:: Task to carry out ::
Exactly as written, retype the listing below, omitting the pictures.

:: Dataset rows ::
════════════════════
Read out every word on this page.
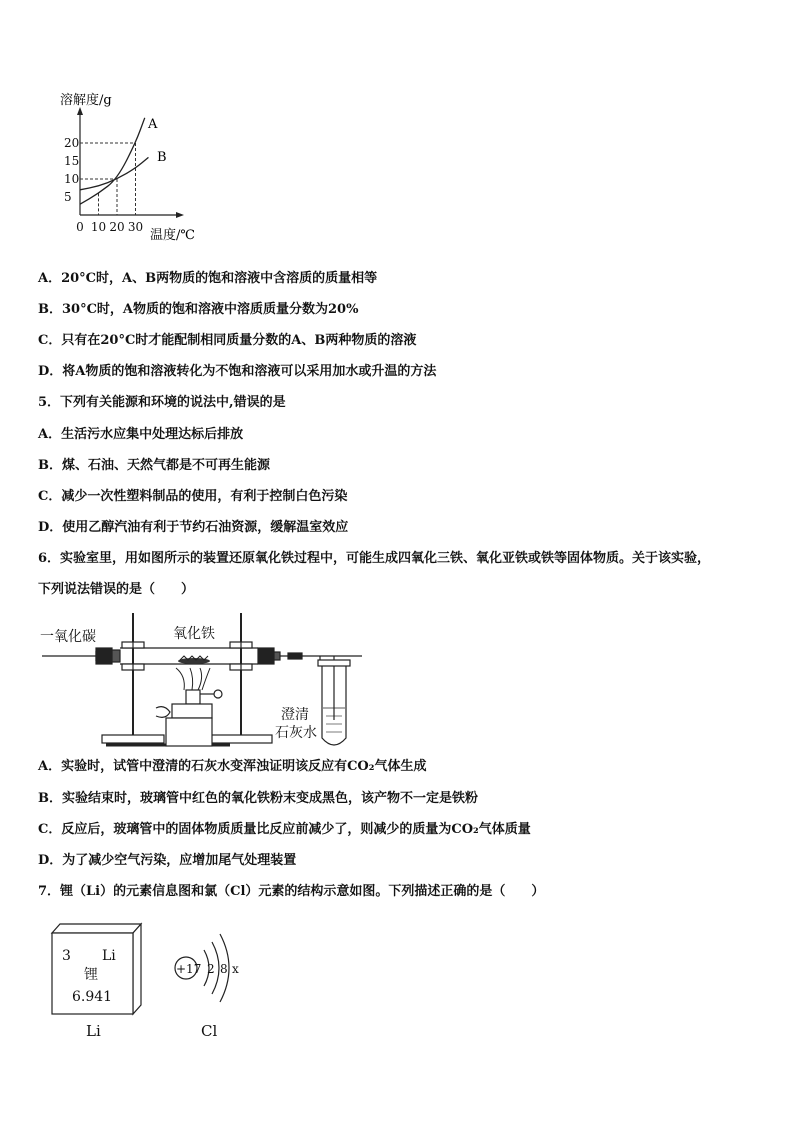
20
15
10
5
0 10 20 30
溶解度/g
温度/℃
A
B
A．20°C时，A、B两物质的饱和溶液中含溶质的质量相等
B．30°C时，A物质的饱和溶液中溶质质量分数为20%
C．只有在20°C时才能配制相同质量分数的A、B两种物质的溶液
D．将A物质的饱和溶液转化为不饱和溶液可以采用加水或升温的方法
5．下列有关能源和环境的说法中,错误的是
A．生活污水应集中处理达标后排放
B．煤、石油、天然气都是不可再生能源
C．减少一次性塑料制品的使用，有利于控制白色污染
D．使用乙醇汽油有利于节约石油资源，缓解温室效应
6．实验室里，用如图所示的装置还原氧化铁过程中，可能生成四氧化三铁、氧化亚铁或铁等固体物质。关于该实验，
下列说法错误的是（　　）
一氧化碳	氧化铁
澄清
石灰水
A．实验时，试管中澄清的石灰水变浑浊证明该反应有CO₂气体生成
B．实验结束时，玻璃管中红色的氧化铁粉末变成黑色，该产物不一定是铁粉
C．反应后，玻璃管中的固体物质质量比反应前减少了，则减少的质量为CO₂气体质量
D．为了减少空气污染，应增加尾气处理装置
7．锂（Li）的元素信息图和氯（Cl）元素的结构示意如图。下列描述正确的是（　　）
3 Li
锂
6.941
Li
+17 2 8 x
Cl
════════════════════
:: Result of this exercise ::
Read out every word on this page.
20
15
10
5
0 10 20 30
溶解度/g
温度/℃
A
B
A．20°C时，A、B两物质的饱和溶液中含溶质的质量相等
B．30°C时，A物质的饱和溶液中溶质质量分数为20%
C．只有在20°C时才能配制相同质量分数的A、B两种物质的溶液
D．将A物质的饱和溶液转化为不饱和溶液可以采用加水或升温的方法
5．下列有关能源和环境的说法中,错误的是
A．生活污水应集中处理达标后排放
B．煤、石油、天然气都是不可再生能源
C．减少一次性塑料制品的使用，有利于控制白色污染
D．使用乙醇汽油有利于节约石油资源，缓解温室效应
6．实验室里，用如图所示的装置还原氧化铁过程中，可能生成四氧化三铁、氧化亚铁或铁等固体物质。关于该实验，
下列说法错误的是（　　）
一氧化碳	氧化铁
澄清
石灰水
A．实验时，试管中澄清的石灰水变浑浊证明该反应有CO₂气体生成
B．实验结束时，玻璃管中红色的氧化铁粉末变成黑色，该产物不一定是铁粉
C．反应后，玻璃管中的固体物质质量比反应前减少了，则减少的质量为CO₂气体质量
D．为了减少空气污染，应增加尾气处理装置
7．锂（Li）的元素信息图和氯（Cl）元素的结构示意如图。下列描述正确的是（　　）
3 Li
锂
6.941
Li
+17 2 8 x
Cl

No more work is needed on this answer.